EXERCISE ▸ Below are the records; pull every line that includes "this".

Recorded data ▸
-*-

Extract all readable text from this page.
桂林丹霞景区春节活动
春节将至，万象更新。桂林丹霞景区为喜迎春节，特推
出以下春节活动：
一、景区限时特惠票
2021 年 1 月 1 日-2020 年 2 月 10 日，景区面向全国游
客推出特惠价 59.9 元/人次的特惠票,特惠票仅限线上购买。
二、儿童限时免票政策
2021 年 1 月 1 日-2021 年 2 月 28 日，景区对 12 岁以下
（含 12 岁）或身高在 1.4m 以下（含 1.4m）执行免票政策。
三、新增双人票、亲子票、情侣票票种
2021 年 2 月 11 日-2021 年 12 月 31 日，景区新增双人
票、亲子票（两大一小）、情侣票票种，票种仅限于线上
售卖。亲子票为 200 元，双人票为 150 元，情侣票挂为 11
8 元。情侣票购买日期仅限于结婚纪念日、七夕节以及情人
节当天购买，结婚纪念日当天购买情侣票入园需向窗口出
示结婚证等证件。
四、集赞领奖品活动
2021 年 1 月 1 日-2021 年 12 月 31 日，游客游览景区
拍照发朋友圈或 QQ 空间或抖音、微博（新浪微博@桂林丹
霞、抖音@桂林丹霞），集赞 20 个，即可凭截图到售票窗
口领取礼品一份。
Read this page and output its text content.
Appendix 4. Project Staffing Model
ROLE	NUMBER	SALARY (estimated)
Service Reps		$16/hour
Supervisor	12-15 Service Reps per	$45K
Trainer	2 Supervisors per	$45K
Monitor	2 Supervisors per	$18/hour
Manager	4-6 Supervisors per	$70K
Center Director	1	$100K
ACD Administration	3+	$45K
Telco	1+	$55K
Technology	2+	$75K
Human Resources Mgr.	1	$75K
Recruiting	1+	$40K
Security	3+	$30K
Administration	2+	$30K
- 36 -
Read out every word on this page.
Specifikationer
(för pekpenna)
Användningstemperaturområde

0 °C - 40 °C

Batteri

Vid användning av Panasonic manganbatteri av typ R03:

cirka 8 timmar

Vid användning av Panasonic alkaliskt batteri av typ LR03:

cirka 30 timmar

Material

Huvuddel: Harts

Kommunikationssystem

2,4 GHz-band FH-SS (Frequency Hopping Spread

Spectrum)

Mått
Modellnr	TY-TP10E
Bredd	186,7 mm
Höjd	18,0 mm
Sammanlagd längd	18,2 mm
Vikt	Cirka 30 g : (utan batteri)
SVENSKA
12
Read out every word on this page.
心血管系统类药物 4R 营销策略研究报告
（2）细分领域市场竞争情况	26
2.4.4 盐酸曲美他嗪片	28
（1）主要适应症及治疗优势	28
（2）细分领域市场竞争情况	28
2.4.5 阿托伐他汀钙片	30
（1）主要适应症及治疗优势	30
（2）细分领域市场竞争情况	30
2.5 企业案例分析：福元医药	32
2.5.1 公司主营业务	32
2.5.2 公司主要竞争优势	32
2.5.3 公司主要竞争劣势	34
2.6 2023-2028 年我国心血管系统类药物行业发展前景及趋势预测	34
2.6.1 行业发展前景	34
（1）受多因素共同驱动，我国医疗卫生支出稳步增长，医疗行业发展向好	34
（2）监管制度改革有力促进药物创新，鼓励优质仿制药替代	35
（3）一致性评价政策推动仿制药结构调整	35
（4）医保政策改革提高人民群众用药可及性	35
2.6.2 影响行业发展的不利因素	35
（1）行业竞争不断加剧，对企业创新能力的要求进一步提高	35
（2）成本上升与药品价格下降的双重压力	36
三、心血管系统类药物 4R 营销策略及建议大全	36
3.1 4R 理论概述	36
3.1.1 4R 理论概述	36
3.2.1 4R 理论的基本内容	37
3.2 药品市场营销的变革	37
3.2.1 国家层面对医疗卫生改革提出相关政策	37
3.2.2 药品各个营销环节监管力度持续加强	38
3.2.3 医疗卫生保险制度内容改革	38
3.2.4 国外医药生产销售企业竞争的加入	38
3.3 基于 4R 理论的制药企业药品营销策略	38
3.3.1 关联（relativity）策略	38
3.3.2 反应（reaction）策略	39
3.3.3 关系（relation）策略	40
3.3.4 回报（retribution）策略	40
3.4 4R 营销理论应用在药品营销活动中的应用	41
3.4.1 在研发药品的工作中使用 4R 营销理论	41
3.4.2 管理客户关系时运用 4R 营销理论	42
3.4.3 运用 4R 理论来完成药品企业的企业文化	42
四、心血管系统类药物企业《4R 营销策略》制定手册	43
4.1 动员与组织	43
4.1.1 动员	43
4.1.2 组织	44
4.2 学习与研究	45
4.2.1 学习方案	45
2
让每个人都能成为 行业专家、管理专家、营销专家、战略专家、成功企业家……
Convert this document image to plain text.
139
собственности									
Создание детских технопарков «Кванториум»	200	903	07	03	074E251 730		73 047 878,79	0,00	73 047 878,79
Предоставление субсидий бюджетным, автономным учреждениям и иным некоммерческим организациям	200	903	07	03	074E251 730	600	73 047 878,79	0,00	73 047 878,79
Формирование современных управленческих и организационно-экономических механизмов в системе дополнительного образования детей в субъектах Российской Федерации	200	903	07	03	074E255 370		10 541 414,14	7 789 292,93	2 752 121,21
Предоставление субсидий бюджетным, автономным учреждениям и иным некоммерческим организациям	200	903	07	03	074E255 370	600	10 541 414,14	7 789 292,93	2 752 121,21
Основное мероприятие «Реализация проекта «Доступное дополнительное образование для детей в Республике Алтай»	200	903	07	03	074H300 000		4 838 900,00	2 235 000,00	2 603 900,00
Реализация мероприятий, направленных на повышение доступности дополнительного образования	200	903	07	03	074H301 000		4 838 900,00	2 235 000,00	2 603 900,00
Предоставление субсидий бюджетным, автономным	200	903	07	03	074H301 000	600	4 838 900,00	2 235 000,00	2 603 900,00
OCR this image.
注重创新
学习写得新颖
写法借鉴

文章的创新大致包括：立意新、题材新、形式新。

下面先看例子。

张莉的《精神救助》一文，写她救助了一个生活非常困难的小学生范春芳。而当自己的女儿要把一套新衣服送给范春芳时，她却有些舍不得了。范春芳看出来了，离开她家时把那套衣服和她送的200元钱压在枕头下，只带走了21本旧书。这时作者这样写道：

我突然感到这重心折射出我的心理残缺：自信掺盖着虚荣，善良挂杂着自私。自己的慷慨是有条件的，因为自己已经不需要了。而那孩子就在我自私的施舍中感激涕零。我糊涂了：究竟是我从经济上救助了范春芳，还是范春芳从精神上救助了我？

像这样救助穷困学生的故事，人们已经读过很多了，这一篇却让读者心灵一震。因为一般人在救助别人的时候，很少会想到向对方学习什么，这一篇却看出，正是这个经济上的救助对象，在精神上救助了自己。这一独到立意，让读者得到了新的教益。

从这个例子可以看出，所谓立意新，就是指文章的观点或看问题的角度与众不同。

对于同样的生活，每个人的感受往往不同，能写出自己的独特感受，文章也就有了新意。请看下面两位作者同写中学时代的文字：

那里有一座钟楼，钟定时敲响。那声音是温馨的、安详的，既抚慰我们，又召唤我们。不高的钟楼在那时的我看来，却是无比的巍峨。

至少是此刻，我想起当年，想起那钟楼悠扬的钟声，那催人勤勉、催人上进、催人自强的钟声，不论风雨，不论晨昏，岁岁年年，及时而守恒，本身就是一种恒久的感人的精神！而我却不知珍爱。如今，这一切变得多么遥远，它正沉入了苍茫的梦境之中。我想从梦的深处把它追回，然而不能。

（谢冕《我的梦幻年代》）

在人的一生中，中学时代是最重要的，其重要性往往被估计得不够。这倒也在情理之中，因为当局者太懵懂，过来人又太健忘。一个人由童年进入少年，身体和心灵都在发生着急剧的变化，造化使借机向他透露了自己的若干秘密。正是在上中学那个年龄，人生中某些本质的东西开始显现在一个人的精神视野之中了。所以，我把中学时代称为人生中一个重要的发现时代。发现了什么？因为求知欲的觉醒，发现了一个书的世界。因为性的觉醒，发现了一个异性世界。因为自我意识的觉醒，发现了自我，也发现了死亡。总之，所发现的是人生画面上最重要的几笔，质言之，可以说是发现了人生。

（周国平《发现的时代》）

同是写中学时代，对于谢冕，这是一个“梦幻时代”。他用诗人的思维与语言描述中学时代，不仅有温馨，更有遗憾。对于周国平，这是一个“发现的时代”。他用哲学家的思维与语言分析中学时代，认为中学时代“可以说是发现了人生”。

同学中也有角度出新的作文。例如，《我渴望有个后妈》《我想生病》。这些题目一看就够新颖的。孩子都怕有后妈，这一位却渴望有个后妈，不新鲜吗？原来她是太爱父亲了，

-*-

SOLVED EXERCISE ▸
Extract all readable text from this page.
Read this page and output its text content.
Read out every word on this page.
Read out every word on this page.
Convert this document image to plain text.
OCR this image.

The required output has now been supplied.